DIRECTION:
Go through the listing and pick out each line with the word "sector" in it.
◇ ◇ ◇ ◇
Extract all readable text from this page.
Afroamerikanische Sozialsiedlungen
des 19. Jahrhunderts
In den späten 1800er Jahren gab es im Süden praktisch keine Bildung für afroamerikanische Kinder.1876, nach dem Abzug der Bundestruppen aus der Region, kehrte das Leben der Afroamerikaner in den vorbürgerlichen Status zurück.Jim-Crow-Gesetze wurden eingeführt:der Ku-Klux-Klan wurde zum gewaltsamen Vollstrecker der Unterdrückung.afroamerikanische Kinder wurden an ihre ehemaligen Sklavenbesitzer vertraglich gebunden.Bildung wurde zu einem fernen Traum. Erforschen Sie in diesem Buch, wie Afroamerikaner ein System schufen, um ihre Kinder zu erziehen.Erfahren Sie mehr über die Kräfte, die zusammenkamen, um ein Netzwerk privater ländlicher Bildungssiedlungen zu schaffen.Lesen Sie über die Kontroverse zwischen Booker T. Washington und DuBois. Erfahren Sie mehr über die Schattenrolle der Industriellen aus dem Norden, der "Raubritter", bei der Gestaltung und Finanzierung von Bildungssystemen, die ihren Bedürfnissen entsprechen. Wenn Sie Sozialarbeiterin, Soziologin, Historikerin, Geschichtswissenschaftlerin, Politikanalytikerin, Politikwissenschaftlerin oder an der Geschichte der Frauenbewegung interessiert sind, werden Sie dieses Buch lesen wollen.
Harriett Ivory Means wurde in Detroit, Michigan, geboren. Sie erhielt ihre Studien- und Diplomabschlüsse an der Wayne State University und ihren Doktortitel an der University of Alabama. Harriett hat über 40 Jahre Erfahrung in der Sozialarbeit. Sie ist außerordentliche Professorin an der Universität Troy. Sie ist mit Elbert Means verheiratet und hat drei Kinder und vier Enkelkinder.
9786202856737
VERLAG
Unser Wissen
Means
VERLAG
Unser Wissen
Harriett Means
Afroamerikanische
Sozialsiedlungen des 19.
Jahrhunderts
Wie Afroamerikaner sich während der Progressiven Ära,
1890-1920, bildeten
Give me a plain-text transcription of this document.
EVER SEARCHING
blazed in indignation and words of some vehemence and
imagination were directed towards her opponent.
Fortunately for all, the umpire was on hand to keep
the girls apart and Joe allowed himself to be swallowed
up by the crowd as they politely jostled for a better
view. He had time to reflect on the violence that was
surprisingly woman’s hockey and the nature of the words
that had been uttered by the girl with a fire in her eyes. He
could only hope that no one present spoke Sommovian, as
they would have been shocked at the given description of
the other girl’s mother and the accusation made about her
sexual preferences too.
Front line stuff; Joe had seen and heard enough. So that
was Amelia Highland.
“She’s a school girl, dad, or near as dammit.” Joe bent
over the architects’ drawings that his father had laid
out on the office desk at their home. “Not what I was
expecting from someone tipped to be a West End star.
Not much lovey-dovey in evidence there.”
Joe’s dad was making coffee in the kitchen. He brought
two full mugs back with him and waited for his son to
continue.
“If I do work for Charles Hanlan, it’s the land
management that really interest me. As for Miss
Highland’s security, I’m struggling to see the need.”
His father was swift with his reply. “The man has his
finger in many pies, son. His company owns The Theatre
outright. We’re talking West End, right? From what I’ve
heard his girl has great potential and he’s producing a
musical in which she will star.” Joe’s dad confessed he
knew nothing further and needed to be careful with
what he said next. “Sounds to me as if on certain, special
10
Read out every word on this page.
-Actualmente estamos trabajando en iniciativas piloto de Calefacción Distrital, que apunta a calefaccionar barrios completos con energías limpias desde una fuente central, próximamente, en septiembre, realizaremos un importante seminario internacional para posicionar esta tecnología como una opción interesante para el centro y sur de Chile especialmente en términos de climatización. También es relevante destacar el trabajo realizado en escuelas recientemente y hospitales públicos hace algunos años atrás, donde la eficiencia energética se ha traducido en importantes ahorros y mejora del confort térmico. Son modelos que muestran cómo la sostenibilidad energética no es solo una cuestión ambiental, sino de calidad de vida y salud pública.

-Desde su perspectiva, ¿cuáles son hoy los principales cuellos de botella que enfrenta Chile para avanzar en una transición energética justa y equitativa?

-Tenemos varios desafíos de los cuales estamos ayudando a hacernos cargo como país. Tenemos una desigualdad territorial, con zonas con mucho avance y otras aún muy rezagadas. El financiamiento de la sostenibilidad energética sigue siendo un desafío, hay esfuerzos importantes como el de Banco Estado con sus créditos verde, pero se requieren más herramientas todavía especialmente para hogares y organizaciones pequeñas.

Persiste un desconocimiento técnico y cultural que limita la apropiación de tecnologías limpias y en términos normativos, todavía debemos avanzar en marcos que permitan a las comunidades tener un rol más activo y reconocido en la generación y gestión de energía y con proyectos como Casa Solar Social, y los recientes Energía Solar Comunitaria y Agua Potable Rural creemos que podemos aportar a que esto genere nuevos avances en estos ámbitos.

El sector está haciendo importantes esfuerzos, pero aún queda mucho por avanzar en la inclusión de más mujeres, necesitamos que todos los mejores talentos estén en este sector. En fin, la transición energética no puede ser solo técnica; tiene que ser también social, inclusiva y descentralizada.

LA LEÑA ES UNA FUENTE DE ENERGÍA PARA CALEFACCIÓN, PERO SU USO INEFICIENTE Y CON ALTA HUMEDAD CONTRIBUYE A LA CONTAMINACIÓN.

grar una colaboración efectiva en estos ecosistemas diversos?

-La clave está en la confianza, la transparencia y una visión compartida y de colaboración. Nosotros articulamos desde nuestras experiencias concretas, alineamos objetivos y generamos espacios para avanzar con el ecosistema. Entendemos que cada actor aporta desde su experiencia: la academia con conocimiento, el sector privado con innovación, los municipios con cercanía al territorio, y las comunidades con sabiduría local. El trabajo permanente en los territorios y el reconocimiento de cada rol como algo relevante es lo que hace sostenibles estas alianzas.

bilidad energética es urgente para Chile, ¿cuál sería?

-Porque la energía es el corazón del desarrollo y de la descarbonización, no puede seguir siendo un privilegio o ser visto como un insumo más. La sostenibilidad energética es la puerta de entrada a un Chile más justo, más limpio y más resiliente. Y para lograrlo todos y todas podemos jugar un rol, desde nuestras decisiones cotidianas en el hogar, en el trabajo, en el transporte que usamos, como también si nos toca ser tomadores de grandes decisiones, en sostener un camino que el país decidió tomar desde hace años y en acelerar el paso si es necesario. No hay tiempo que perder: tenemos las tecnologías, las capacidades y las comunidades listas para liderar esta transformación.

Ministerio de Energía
◇ ◇ ◇ ◇
SOLUTION TO THE PROBLEM:
El sector está haciendo importantes esfuerzos, pero aún queda mucho por avanzar en la inclusión de más mujeres, necesitamos que todos los mejores talentos estén en este sector. En fin, la transición energética no puede ser solo técnica; tiene que ser también social, inclusiva y descentralizada.
-La clave está en la confianza, la transparencia y una visión compartida y de colaboración. Nosotros articulamos desde nuestras experiencias concretas, alineamos objetivos y generamos espacios para avanzar con el ecosistema. Entendemos que cada actor aporta desde su experiencia: la academia con conocimiento, el sector privado con innovación, los municipios con cercanía al territorio, y las comunidades con sabiduría local. El trabajo permanente en los territorios y el reconocimiento de cada rol como algo relevante es lo que hace sostenibles estas alianzas.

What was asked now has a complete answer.